▶ [Extracted information]
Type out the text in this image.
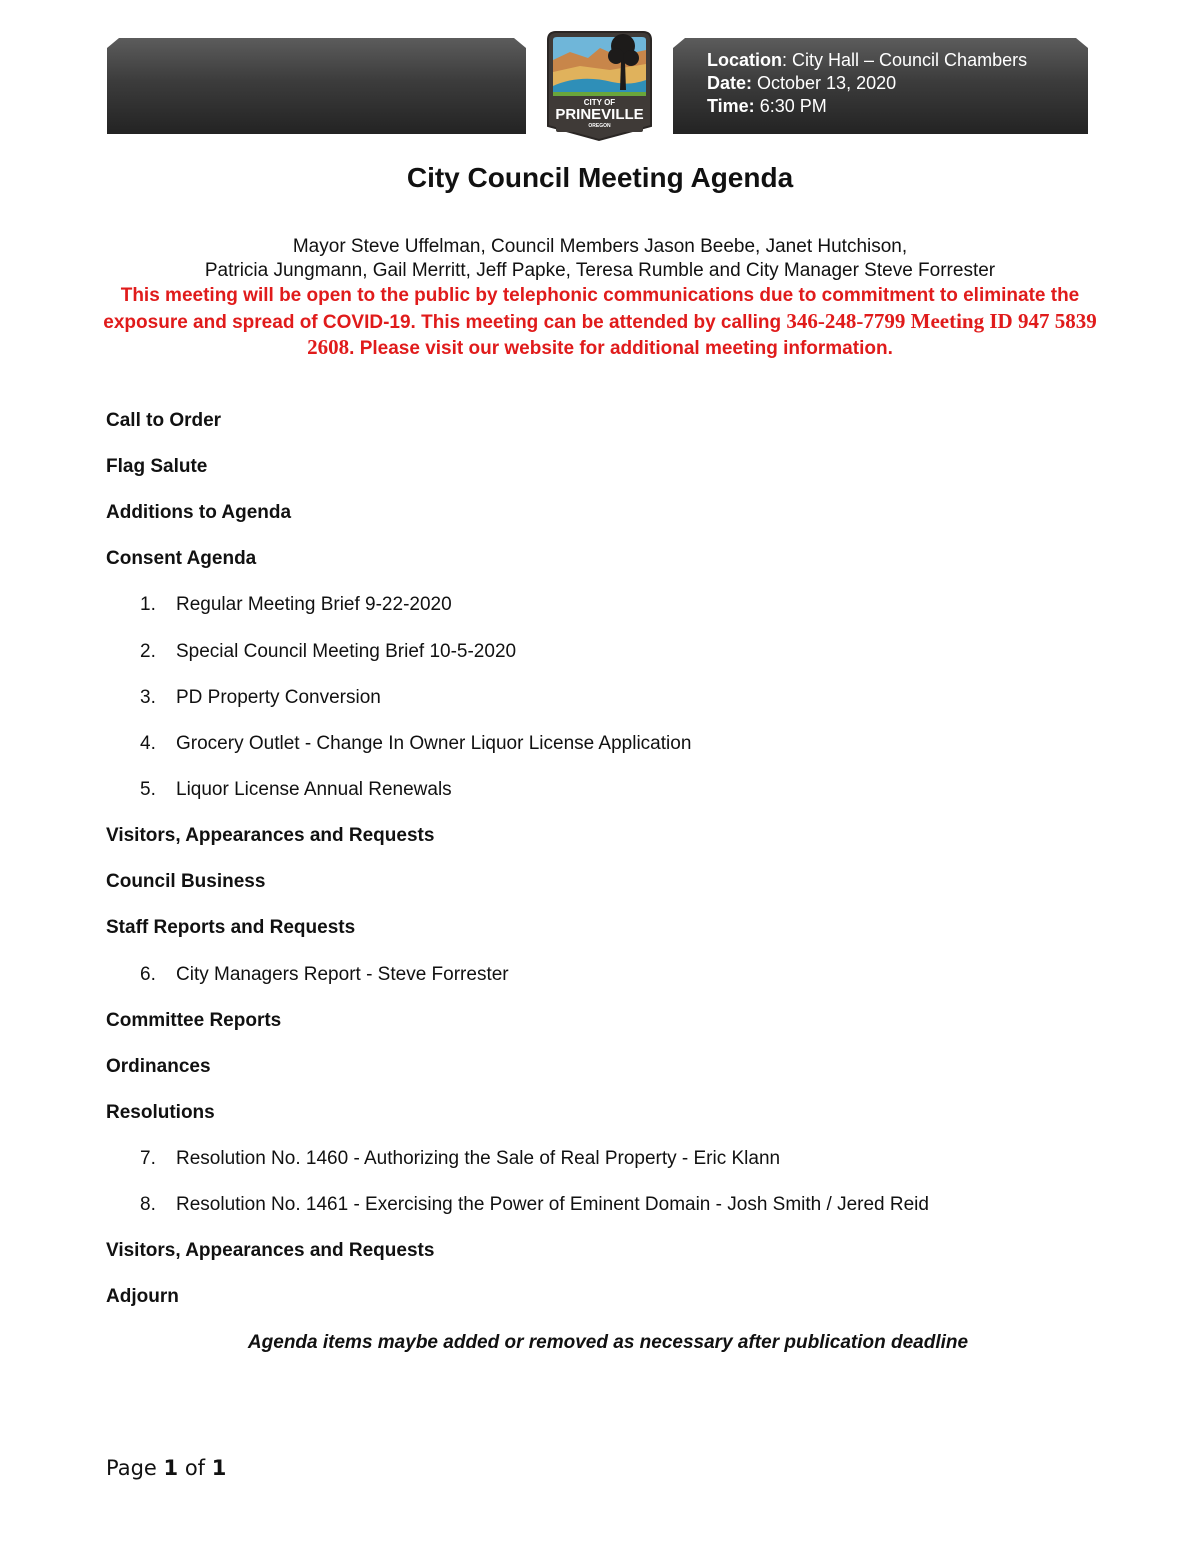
Location: City Hall – Council Chambers
Date: October 13, 2020
Time: 6:30 PM
CITY OF
PRINEVILLE
OREGON
City Council Meeting Agenda
Mayor Steve Uffelman, Council Members Jason Beebe, Janet Hutchison,
Patricia Jungmann, Gail Merritt, Jeff Papke, Teresa Rumble and City Manager Steve Forrester
This meeting will be open to the public by telephonic communications due to commitment to eliminate the exposure and spread of COVID-19. This meeting can be attended by calling 346-248-7799 Meeting ID 947 5839 2608. Please visit our website for additional meeting information.
Call to Order
Flag Salute
Additions to Agenda
Consent Agenda
1. Regular Meeting Brief 9-22-2020
2. Special Council Meeting Brief 10-5-2020
3. PD Property Conversion
4. Grocery Outlet - Change In Owner Liquor License Application
5. Liquor License Annual Renewals
Visitors, Appearances and Requests
Council Business
Staff Reports and Requests
6. City Managers Report - Steve Forrester
Committee Reports
Ordinances
Resolutions
7. Resolution No. 1460 - Authorizing the Sale of Real Property - Eric Klann
8. Resolution No. 1461 - Exercising the Power of Eminent Domain - Josh Smith / Jered Reid
Visitors, Appearances and Requests
Adjourn
Agenda items maybe added or removed as necessary after publication deadline
Page 1 of 1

▶ [Work to complete]
Every record is to be reproduced exactly, with no pictures included.

▶ [Exercise result]
Type out the text in this image.
Location: City Hall – Council Chambers
Date: October 13, 2020
Time: 6:30 PM
CITY OF
PRINEVILLE
OREGON
City Council Meeting Agenda
Mayor Steve Uffelman, Council Members Jason Beebe, Janet Hutchison,
Patricia Jungmann, Gail Merritt, Jeff Papke, Teresa Rumble and City Manager Steve Forrester
This meeting will be open to the public by telephonic communications due to commitment to eliminate the exposure and spread of COVID-19. This meeting can be attended by calling 346-248-7799 Meeting ID 947 5839 2608. Please visit our website for additional meeting information.
Call to Order
Flag Salute
Additions to Agenda
Consent Agenda
1. Regular Meeting Brief 9-22-2020
2. Special Council Meeting Brief 10-5-2020
3. PD Property Conversion
4. Grocery Outlet - Change In Owner Liquor License Application
5. Liquor License Annual Renewals
Visitors, Appearances and Requests
Council Business
Staff Reports and Requests
6. City Managers Report - Steve Forrester
Committee Reports
Ordinances
Resolutions
7. Resolution No. 1460 - Authorizing the Sale of Real Property - Eric Klann
8. Resolution No. 1461 - Exercising the Power of Eminent Domain - Josh Smith / Jered Reid
Visitors, Appearances and Requests
Adjourn
Agenda items maybe added or removed as necessary after publication deadline
Page 1 of 1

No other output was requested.